Copy out each line that mentions the word "Axial".

Raw data.
********************

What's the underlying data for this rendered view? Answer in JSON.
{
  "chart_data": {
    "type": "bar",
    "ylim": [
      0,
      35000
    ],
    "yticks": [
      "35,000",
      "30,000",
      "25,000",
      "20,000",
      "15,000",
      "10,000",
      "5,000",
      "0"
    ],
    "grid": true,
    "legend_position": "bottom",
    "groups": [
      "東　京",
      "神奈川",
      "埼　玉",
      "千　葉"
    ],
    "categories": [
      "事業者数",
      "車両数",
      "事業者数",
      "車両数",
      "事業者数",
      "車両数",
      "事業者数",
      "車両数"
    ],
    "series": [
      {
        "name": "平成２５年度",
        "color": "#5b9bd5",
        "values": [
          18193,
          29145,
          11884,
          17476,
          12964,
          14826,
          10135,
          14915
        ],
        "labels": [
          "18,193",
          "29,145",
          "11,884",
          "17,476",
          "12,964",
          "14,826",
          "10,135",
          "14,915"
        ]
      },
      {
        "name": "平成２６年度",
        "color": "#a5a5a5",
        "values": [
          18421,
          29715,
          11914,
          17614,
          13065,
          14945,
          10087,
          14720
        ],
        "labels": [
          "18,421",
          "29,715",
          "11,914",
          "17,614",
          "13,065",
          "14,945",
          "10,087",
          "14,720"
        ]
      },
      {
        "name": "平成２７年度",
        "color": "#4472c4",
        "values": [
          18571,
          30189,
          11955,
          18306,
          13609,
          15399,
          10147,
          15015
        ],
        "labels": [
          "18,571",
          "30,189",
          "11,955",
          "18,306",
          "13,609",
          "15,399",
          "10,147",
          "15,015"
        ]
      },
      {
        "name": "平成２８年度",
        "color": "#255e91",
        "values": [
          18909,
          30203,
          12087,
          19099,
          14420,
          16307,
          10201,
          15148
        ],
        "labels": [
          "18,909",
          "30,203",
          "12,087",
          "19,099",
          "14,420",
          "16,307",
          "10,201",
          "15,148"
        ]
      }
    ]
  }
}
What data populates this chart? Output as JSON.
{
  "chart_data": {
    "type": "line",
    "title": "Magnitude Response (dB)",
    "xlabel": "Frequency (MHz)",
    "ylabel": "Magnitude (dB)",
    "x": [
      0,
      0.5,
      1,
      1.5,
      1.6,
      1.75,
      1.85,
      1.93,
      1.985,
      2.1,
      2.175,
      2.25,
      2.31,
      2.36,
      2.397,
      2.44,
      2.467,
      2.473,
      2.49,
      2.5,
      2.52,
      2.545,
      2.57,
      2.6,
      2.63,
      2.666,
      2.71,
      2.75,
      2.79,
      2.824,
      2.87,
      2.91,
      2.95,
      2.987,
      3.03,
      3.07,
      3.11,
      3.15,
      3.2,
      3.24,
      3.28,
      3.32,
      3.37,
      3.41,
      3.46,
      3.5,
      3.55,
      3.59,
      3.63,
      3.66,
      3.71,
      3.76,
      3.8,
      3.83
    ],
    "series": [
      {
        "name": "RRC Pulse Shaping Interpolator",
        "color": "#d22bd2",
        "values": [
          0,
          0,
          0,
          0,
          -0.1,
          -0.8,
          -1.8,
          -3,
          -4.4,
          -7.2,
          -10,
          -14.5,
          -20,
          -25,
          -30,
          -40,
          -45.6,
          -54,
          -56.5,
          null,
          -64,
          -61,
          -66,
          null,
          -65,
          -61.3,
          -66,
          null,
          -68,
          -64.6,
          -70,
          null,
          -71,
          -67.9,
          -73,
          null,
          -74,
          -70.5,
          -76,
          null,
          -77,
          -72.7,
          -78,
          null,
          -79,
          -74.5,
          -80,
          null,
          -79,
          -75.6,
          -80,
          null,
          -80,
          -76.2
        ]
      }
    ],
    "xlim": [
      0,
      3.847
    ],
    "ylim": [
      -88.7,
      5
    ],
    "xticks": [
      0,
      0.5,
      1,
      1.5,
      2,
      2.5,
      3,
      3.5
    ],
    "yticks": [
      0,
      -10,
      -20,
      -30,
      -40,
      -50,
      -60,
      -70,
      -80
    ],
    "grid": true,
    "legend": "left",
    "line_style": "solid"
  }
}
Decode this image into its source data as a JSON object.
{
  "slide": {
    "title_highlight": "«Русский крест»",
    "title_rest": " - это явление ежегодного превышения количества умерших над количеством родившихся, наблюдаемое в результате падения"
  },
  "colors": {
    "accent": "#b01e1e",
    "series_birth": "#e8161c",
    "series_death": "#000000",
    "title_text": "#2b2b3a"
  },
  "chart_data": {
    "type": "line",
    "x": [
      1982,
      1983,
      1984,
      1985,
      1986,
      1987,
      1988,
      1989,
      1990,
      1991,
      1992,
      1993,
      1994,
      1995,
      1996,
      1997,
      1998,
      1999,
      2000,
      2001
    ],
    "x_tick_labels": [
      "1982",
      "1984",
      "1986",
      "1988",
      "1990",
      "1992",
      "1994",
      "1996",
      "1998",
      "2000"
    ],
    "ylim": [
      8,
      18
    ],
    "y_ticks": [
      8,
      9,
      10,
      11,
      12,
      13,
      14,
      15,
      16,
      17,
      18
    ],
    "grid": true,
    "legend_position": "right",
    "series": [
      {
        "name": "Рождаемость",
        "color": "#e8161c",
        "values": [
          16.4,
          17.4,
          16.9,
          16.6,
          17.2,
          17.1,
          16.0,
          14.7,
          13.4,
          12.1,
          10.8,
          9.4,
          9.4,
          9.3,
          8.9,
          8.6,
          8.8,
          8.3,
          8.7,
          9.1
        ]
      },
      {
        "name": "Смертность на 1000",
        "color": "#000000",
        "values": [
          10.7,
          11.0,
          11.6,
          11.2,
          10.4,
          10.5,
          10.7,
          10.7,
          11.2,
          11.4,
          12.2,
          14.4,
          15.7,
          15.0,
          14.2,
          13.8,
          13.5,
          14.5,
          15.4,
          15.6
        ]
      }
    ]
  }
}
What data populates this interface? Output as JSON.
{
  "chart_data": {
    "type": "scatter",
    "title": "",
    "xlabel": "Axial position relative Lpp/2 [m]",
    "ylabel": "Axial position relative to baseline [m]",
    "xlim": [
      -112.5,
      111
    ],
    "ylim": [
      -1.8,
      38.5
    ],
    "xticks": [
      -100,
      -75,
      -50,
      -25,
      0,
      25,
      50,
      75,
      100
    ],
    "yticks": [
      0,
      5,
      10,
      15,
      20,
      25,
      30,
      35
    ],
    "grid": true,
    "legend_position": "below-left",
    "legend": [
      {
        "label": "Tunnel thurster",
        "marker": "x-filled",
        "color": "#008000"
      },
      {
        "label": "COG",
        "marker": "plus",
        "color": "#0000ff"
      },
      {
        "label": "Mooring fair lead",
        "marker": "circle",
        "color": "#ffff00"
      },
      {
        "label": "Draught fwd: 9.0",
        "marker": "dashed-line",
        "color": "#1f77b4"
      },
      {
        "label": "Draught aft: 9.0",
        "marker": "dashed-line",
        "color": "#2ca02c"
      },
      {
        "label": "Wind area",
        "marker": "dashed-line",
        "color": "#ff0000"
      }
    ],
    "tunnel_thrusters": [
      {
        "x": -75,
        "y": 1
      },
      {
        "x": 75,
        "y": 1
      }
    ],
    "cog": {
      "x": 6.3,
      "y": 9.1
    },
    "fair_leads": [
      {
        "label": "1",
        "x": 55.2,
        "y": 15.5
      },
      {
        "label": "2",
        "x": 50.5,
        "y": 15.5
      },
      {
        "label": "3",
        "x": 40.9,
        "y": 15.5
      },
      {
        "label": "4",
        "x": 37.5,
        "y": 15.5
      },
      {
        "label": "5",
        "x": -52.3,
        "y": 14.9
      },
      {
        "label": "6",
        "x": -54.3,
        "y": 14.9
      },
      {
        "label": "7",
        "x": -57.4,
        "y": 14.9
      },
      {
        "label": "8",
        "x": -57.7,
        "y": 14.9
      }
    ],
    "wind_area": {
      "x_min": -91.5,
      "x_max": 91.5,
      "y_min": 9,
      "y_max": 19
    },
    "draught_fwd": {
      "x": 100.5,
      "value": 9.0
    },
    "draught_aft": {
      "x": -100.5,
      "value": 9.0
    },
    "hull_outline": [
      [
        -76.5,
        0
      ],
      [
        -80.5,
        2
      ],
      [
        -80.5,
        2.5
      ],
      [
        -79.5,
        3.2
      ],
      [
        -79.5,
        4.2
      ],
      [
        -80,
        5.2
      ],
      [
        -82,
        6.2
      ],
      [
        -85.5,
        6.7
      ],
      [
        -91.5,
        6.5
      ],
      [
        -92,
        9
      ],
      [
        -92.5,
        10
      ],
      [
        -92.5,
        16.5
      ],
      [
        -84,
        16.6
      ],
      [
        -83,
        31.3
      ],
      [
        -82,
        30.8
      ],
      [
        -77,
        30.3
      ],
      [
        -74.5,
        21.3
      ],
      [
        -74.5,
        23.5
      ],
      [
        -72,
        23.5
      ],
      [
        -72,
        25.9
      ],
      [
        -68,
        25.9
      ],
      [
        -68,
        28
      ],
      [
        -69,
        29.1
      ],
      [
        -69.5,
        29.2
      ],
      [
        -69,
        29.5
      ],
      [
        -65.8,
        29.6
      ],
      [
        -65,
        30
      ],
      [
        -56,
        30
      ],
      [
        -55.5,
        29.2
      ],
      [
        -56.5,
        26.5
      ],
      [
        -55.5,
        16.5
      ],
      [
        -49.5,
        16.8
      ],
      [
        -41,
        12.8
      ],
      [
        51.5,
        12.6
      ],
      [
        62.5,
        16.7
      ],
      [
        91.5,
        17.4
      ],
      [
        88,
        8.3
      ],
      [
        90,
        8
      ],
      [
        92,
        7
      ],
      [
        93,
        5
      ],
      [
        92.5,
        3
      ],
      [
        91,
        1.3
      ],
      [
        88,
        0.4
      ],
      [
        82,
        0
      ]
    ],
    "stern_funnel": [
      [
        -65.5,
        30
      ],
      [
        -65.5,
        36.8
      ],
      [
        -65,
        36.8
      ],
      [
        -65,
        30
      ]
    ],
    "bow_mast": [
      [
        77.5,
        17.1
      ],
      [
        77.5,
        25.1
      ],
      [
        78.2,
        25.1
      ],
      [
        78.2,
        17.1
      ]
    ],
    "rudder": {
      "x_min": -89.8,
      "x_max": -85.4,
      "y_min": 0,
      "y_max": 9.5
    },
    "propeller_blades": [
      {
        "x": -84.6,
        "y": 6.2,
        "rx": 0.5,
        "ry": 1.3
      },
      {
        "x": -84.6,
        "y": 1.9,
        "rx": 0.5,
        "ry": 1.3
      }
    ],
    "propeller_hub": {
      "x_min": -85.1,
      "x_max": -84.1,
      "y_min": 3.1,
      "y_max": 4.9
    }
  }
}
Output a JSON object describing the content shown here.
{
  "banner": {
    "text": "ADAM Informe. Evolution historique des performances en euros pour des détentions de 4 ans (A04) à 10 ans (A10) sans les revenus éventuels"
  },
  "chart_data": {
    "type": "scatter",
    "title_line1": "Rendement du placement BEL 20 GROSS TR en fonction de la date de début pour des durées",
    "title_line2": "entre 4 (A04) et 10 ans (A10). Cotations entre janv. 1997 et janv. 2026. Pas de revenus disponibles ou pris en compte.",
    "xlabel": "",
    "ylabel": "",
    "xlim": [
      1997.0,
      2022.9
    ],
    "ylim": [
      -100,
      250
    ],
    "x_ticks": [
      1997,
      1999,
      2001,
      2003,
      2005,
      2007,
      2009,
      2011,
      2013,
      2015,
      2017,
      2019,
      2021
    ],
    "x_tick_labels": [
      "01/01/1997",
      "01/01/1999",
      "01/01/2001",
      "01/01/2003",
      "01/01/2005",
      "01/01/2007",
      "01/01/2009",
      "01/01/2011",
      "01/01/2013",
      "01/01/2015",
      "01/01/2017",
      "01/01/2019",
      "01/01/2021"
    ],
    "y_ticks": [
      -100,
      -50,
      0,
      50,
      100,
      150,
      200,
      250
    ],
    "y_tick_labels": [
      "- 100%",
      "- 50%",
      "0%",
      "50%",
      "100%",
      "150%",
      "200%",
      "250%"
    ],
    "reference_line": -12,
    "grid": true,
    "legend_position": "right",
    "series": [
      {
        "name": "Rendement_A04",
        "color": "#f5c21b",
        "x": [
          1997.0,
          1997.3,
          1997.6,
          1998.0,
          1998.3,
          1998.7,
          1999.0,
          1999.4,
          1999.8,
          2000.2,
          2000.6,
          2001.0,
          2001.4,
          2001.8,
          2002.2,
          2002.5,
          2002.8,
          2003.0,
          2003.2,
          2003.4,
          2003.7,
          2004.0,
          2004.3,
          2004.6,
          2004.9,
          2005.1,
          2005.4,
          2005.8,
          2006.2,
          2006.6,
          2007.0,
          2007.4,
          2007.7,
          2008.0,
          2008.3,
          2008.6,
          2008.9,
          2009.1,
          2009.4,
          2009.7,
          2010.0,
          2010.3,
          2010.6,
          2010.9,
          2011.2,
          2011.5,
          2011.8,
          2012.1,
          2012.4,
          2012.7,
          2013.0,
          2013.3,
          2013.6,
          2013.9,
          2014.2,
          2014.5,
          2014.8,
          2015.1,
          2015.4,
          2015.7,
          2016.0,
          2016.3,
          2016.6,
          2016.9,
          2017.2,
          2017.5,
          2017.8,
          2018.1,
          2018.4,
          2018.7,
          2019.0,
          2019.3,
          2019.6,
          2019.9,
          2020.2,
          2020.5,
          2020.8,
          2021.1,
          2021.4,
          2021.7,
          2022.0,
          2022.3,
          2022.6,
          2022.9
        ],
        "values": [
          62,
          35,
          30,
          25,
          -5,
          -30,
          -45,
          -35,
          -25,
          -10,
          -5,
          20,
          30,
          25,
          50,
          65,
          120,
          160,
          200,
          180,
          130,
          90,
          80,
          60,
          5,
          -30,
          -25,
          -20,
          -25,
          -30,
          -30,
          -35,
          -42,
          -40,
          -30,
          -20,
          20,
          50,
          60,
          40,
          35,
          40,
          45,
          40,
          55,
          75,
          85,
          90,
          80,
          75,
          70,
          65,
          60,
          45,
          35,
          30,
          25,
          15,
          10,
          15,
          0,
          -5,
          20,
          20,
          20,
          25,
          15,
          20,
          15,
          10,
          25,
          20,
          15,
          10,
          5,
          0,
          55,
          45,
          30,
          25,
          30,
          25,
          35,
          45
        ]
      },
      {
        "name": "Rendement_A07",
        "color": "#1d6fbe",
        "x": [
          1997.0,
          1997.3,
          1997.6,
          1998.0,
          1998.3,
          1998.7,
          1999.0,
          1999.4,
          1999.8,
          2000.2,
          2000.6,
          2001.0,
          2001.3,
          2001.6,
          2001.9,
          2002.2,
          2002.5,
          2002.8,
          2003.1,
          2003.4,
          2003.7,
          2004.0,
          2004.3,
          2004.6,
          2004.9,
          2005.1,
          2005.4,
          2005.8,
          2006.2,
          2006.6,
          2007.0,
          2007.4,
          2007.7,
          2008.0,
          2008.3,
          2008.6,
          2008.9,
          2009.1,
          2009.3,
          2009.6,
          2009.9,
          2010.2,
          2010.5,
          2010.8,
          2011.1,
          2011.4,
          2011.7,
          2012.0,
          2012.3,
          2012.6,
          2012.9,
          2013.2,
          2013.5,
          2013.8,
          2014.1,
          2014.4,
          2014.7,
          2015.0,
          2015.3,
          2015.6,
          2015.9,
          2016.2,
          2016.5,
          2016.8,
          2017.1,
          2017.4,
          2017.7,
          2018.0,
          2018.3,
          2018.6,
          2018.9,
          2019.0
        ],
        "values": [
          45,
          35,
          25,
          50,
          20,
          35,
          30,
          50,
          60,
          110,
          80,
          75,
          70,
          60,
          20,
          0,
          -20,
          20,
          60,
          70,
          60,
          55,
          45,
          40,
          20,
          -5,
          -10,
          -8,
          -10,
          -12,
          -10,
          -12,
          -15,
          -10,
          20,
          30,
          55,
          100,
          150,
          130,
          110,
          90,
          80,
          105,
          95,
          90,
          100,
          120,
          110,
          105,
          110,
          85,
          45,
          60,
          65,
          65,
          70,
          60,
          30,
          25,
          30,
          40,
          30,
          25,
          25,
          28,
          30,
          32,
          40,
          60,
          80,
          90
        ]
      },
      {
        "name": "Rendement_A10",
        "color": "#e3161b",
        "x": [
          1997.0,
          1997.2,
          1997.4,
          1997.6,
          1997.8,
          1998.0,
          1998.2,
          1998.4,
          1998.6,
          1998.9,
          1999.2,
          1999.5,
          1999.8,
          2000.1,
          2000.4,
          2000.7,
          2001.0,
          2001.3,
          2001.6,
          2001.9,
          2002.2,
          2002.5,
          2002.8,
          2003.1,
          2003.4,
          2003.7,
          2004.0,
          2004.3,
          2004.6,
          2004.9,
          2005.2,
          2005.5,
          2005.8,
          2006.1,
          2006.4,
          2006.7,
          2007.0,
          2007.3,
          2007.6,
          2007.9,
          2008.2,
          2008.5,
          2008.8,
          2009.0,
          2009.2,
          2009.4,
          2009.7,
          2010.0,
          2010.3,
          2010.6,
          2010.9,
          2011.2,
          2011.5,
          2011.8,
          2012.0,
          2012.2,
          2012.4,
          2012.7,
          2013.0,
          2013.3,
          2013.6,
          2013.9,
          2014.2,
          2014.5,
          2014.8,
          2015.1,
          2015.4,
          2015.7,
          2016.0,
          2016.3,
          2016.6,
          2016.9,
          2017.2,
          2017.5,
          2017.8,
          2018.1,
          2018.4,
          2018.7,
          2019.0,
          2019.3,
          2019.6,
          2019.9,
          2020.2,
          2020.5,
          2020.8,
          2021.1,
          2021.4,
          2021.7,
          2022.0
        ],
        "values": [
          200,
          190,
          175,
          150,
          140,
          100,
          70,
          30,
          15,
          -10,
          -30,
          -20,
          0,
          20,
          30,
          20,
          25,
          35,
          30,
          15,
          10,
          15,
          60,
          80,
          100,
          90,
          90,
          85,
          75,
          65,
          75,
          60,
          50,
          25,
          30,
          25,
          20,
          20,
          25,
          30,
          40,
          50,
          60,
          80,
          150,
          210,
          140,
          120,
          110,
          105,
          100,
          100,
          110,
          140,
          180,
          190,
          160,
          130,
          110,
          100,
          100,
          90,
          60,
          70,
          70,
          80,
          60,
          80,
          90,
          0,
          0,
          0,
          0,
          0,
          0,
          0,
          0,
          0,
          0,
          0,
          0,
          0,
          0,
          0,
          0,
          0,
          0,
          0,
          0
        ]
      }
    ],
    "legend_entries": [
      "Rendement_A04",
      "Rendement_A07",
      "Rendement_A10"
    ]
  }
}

********************

Output for this task.
    "xlabel": "Axial position relative Lpp/2 [m]",
    "ylabel": "Axial position relative to baseline [m]",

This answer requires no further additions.